--- Given information ---
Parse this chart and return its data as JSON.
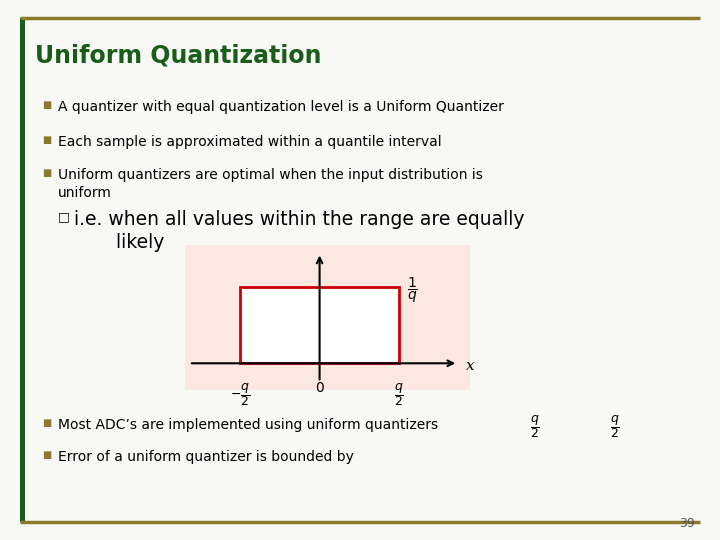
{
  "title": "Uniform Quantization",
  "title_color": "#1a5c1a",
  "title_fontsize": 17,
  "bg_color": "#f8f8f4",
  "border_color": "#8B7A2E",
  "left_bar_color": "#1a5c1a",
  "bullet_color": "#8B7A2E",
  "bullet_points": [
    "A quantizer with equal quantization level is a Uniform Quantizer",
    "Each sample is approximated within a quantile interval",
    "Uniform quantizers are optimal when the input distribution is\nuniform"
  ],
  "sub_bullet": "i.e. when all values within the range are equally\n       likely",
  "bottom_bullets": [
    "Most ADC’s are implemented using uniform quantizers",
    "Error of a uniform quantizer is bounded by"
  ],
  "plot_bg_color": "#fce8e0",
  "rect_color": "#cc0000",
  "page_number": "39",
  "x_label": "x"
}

--- Problem requirements ---
Repeat the material above word for word and skip every image in it.

--- Written solution ---
Parse this chart and return its data as JSON.
{
  "title": "Uniform Quantization",
  "title_color": "#1a5c1a",
  "title_fontsize": 17,
  "bg_color": "#f8f8f4",
  "border_color": "#8B7A2E",
  "left_bar_color": "#1a5c1a",
  "bullet_color": "#8B7A2E",
  "bullet_points": [
    "A quantizer with equal quantization level is a Uniform Quantizer",
    "Each sample is approximated within a quantile interval",
    "Uniform quantizers are optimal when the input distribution is\nuniform"
  ],
  "sub_bullet": "i.e. when all values within the range are equally\n       likely",
  "bottom_bullets": [
    "Most ADC’s are implemented using uniform quantizers",
    "Error of a uniform quantizer is bounded by"
  ],
  "plot_bg_color": "#fce8e0",
  "rect_color": "#cc0000",
  "page_number": "39",
  "x_label": "x"
}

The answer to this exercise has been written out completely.